--- BLOCO DE TEXTO ---
O tema é muito vivo pra gente aqui em Minas Gerais, não é apenas algo no noticiário, é algo que acontece perto de gente que a gente conhece. Conheço muita gente tanto de Brumadinho quanto de Mariana, já estive em ambas as cidades algumas vezes antes da queda das barragens e a história sempre se repete: a mineradora arrasa socialmente e ambientalmente as cidades e tem pouca ou nenhuma consequência sobre isso. O risco de cada “tragédia” é calculado e o lucro compensa, não existe punição e nem fiscalização real para o que acontece aqui. Como eu escrevi no manual, Vela é um jogo, uma denúncia e uma memória. Uma tentativa de registrar o que acontece em Minas Gerais e uma forma de luto pelas vítimas do crime em Brumadinho.

--- LINHAS FORNECIDAS ---
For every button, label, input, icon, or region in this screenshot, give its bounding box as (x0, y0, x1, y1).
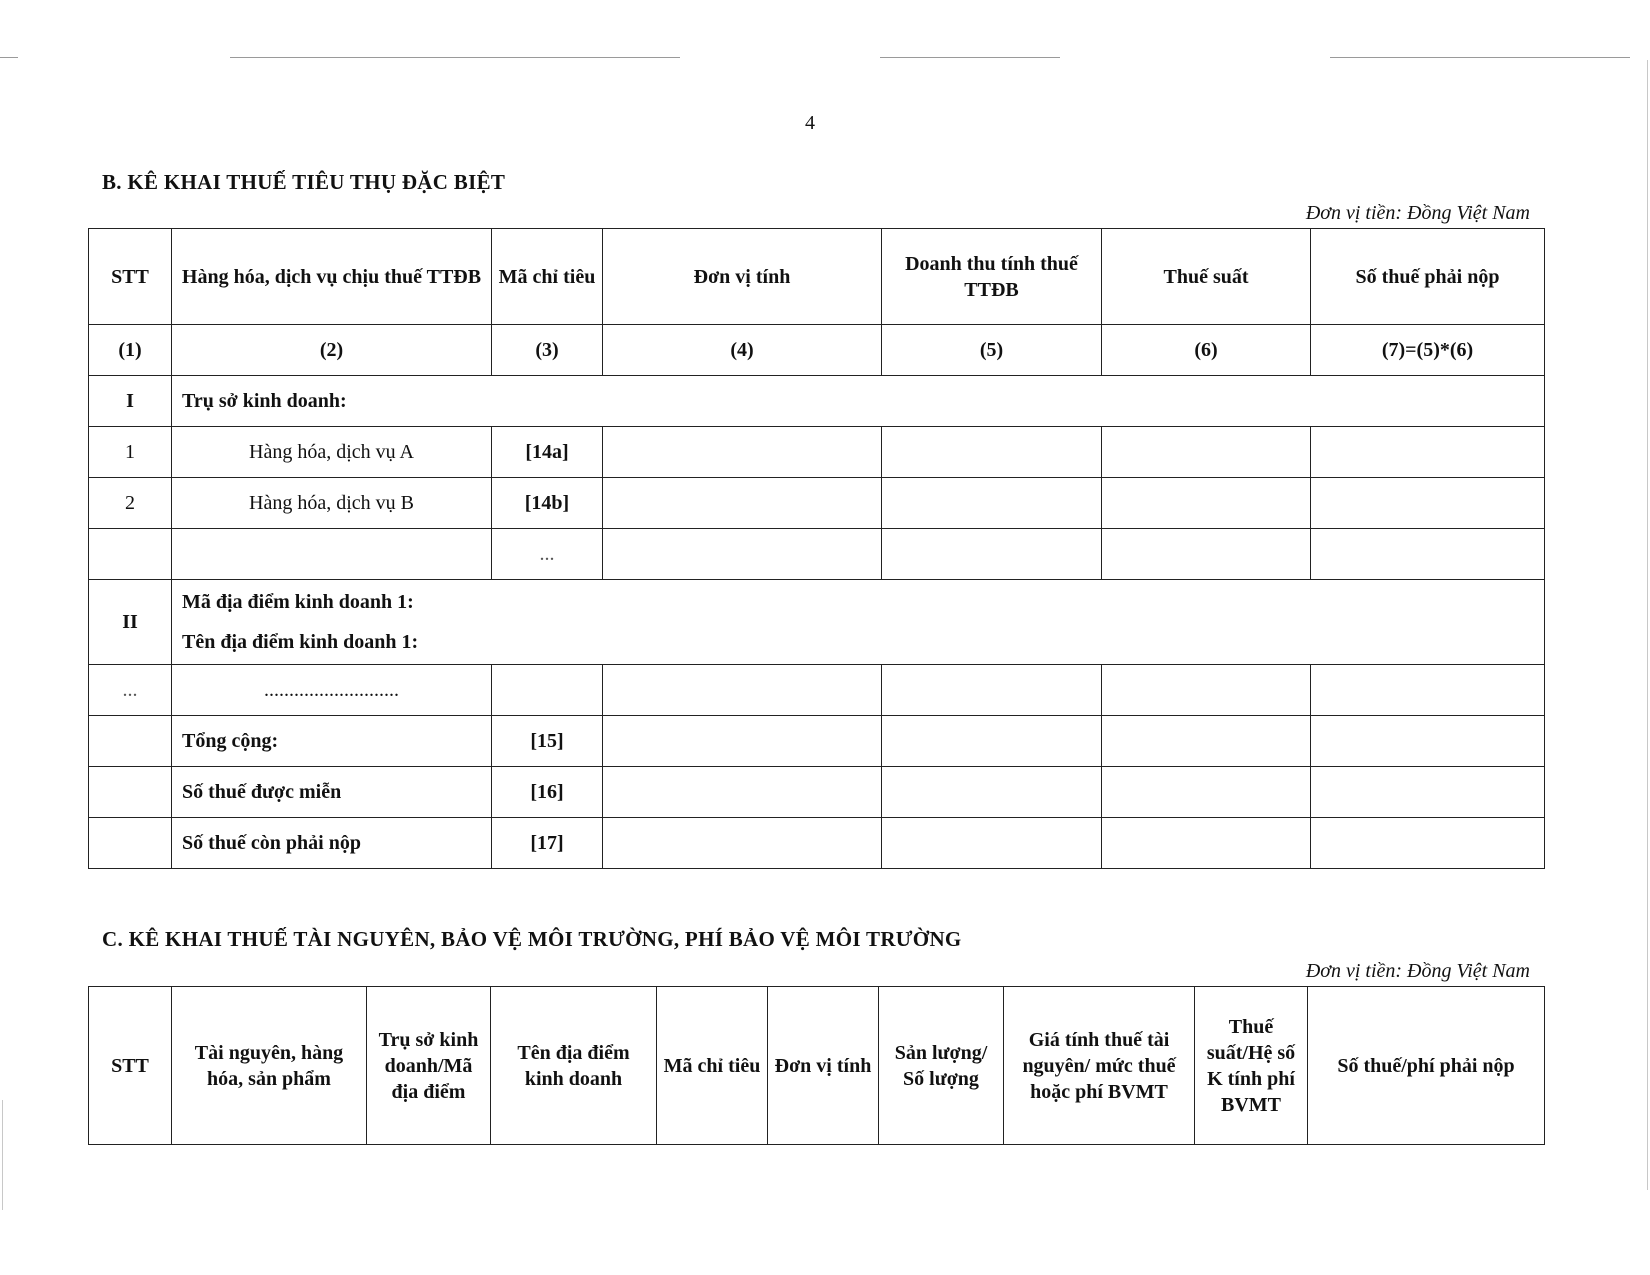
col-number: (3) (492, 325, 603, 376)
cell-empty (1311, 529, 1545, 580)
cell-empty (1311, 767, 1545, 818)
row-stt: ... (89, 665, 172, 716)
cell-empty (882, 478, 1102, 529)
table-row (89, 665, 1545, 716)
cell-empty (89, 767, 172, 818)
cell-empty (603, 478, 882, 529)
table-row (89, 478, 1545, 529)
header-tax-due: Số thuế phải nộp (1311, 229, 1545, 325)
section-b-table (88, 228, 1545, 869)
cell-empty (1102, 427, 1311, 478)
row-stt: 2 (89, 478, 172, 529)
row-stt (89, 529, 172, 580)
header-stt: STT (89, 229, 172, 325)
col-number: (2) (172, 325, 492, 376)
header-code: Mã chỉ tiêu (492, 229, 603, 325)
header-resource: Tài nguyên, hàng hóa, sản phẩm (172, 987, 367, 1145)
header-code: Mã chỉ tiêu (657, 987, 768, 1145)
table-row (89, 529, 1545, 580)
total-row (89, 818, 1545, 869)
header-stt: STT (89, 987, 172, 1145)
header-quantity: Sản lượng/ Số lượng (879, 987, 1004, 1145)
cell-empty (882, 427, 1102, 478)
col-number: (7)=(5)*(6) (1311, 325, 1545, 376)
scan-edge (1647, 60, 1648, 1190)
total-code: [17] (492, 818, 603, 869)
cell-empty (603, 427, 882, 478)
header-revenue: Doanh thu tính thuế TTĐB (882, 229, 1102, 325)
cell-empty (603, 767, 882, 818)
cell-empty (1311, 818, 1545, 869)
column-number-row (89, 325, 1545, 376)
col-number: (6) (1102, 325, 1311, 376)
header-location-name: Tên địa điểm kinh doanh (491, 987, 657, 1145)
cell-empty (603, 529, 882, 580)
cell-empty (1311, 478, 1545, 529)
col-number: (1) (89, 325, 172, 376)
header-goods: Hàng hóa, dịch vụ chịu thuế TTĐB (172, 229, 492, 325)
total-label: Số thuế còn phải nộp (172, 818, 492, 869)
scan-line (230, 57, 680, 58)
group-label: Trụ sở kinh doanh: (172, 376, 1545, 427)
cell-empty (89, 818, 172, 869)
cell-empty (603, 665, 882, 716)
page-number: 4 (805, 112, 815, 134)
cell-empty (1102, 716, 1311, 767)
cell-empty (492, 665, 603, 716)
total-label: Số thuế được miễn (172, 767, 492, 818)
row-goods-name (172, 529, 492, 580)
group-stt: II (89, 580, 172, 665)
row-code: ... (492, 529, 603, 580)
col-number: (4) (603, 325, 882, 376)
cell-empty (1311, 716, 1545, 767)
row-goods-name: Hàng hóa, dịch vụ B (172, 478, 492, 529)
row-goods-name: ........................... (172, 665, 492, 716)
header-row (89, 987, 1545, 1145)
section-c-table (88, 986, 1545, 1145)
scan-line (0, 57, 18, 58)
scan-line (880, 57, 1060, 58)
cell-empty (882, 767, 1102, 818)
cell-empty (882, 665, 1102, 716)
header-row (89, 229, 1545, 325)
header-unit: Đơn vị tính (603, 229, 882, 325)
total-row (89, 767, 1545, 818)
header-tax-fee-due: Số thuế/phí phải nộp (1308, 987, 1545, 1145)
row-stt: 1 (89, 427, 172, 478)
cell-empty (882, 818, 1102, 869)
total-code: [16] (492, 767, 603, 818)
total-label: Tổng cộng: (172, 716, 492, 767)
total-code: [15] (492, 716, 603, 767)
group-label (172, 580, 1545, 665)
cell-empty (603, 818, 882, 869)
row-goods-name: Hàng hóa, dịch vụ A (172, 427, 492, 478)
cell-empty (1102, 767, 1311, 818)
cell-empty (1311, 427, 1545, 478)
header-office-location-code: Trụ sở kinh doanh/Mã địa điểm (367, 987, 491, 1145)
cell-empty (882, 529, 1102, 580)
cell-empty (1102, 529, 1311, 580)
group-row-head-office (89, 376, 1545, 427)
table-row (89, 427, 1545, 478)
cell-empty (882, 716, 1102, 767)
group-stt: I (89, 376, 172, 427)
cell-empty (603, 716, 882, 767)
section-c-currency-unit: Đơn vị tiền: Đồng Việt Nam (1305, 960, 1530, 982)
header-taxable-price: Giá tính thuế tài nguyên/ mức thuế hoặc phí BVMT (1004, 987, 1195, 1145)
cell-empty (1102, 665, 1311, 716)
cell-empty (1311, 665, 1545, 716)
header-rate-k: Thuế suất/Hệ số K tính phí BVMT (1195, 987, 1308, 1145)
scan-line (1330, 57, 1630, 58)
location-name-label: Tên địa điểm kinh doanh 1: (182, 631, 419, 653)
cell-empty (1102, 478, 1311, 529)
total-row (89, 716, 1545, 767)
row-code: [14b] (492, 478, 603, 529)
section-c-title: C. KÊ KHAI THUẾ TÀI NGUYÊN, BẢO VỆ MÔI TRƯỜNG, PHÍ BẢO VỆ MÔI TRƯỜNG (102, 927, 962, 951)
location-code-label: Mã địa điểm kinh doanh 1: (182, 591, 414, 613)
scan-edge (2, 1100, 3, 1210)
group-row-business-location (89, 580, 1545, 665)
cell-empty (89, 716, 172, 767)
col-number: (5) (882, 325, 1102, 376)
section-b-currency-unit: Đơn vị tiền: Đồng Việt Nam (1305, 202, 1530, 224)
header-rate: Thuế suất (1102, 229, 1311, 325)
section-b-title: B. KÊ KHAI THUẾ TIÊU THỤ ĐẶC BIỆT (102, 170, 506, 194)
row-code: [14a] (492, 427, 603, 478)
cell-empty (1102, 818, 1311, 869)
header-unit: Đơn vị tính (768, 987, 879, 1145)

--- TAREFAS OBRIGATÓRIAS ---
1. Pode transcrever, sem nenhuma alteração, o trecho do texto sobre as barragens em Minas Gerais que vai de "O tema é muito" até "crime em Brumadinho.", inclusive?
2. Pode prolongar o texto sobre as barragens em Minas Gerais a partir do ponto em que ele termina?

--- RESULTADOS DO EXERCÍCIO ---
1.
O tema é muito vivo pra gente aqui em Minas Gerais, não é apenas algo no noticiário, é algo que acontece perto de gente que a gente conhece. Conheço muita gente tanto de Brumadinho quanto de Mariana, já estive em ambas as cidades algumas vezes antes da queda das barragens e a história sempre se repete: a mineradora arrasa socialmente e ambientalmente as cidades e tem pouca ou nenhuma consequência sobre isso. O risco de cada “tragédia” é calculado e o lucro compensa, não existe punição e nem fiscalização real para o que acontece aqui. Como eu escrevi no manual, Vela é um jogo, uma denúncia e uma memória. Uma tentativa de registrar o que acontece em Minas Gerais e uma forma de luto pelas vítimas do crime em Brumadinho.

2.
O jogo fala não só sobre mineração, mas também, de certa forma, sobre a história de Minas Gerais. Como você considera a importância da temática da cultura/história mineira nos jogos de tabuleiro?
A história da nossa mineração é marcada por crimes contra a vida não é de hoje, mas desde a fundação de Minas Gerais, com a escravidão. Decidimos fazer o jogo se passar no século XVIII também por isso, para mostrar que é um problema muito antigo. Minas Gerais tem uma história e uma cultura muito ricas, que merecem ser contadas e dão excelentes temas para jogos, tanto nas partes bonitas quanto nas sombrias. Jogos são uma forma muito imersiva de contar essas histórias.
Em Vela, um tema complexo é problematizado por meio de um jogo de tabuleiro. Além da citação direta à cultura e história brasileiras, o jogo proporciona uma reflexão crítica sobre uma temática relevante em diversos aspectos: social, cultural e ambiental. Como você pensa essa interação entre o lúdico e a criticidade, é possível um jogo ser divertido e ao mesmo tempo denso e complexo quanto ao tema?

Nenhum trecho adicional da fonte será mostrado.